-------- The input

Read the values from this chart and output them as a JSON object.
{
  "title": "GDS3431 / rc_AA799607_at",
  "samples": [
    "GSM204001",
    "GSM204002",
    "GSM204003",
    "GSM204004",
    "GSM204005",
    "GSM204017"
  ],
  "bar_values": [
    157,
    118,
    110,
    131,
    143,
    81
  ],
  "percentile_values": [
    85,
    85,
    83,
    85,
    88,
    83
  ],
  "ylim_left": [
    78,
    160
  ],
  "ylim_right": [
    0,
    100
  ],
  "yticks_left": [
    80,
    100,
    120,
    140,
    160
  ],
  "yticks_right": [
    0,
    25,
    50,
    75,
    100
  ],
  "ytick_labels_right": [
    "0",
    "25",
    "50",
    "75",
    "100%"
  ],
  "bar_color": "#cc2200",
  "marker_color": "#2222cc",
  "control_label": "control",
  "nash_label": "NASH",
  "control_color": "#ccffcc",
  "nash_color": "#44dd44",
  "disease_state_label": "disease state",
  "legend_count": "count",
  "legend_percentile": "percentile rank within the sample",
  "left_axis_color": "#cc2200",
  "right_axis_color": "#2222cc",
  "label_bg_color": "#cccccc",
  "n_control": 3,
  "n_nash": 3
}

----------------

Challenge:
Make an exact copy of every line in the data.

Full output:
Read the values from this chart and output them as a JSON object.
{
  "title": "GDS3431 / rc_AA799607_at",
  "samples": [
    "GSM204001",
    "GSM204002",
    "GSM204003",
    "GSM204004",
    "GSM204005",
    "GSM204017"
  ],
  "bar_values": [
    157,
    118,
    110,
    131,
    143,
    81
  ],
  "percentile_values": [
    85,
    85,
    83,
    85,
    88,
    83
  ],
  "ylim_left": [
    78,
    160
  ],
  "ylim_right": [
    0,
    100
  ],
  "yticks_left": [
    80,
    100,
    120,
    140,
    160
  ],
  "yticks_right": [
    0,
    25,
    50,
    75,
    100
  ],
  "ytick_labels_right": [
    "0",
    "25",
    "50",
    "75",
    "100%"
  ],
  "bar_color": "#cc2200",
  "marker_color": "#2222cc",
  "control_label": "control",
  "nash_label": "NASH",
  "control_color": "#ccffcc",
  "nash_color": "#44dd44",
  "disease_state_label": "disease state",
  "legend_count": "count",
  "legend_percentile": "percentile rank within the sample",
  "left_axis_color": "#cc2200",
  "right_axis_color": "#2222cc",
  "label_bg_color": "#cccccc",
  "n_control": 3,
  "n_nash": 3
}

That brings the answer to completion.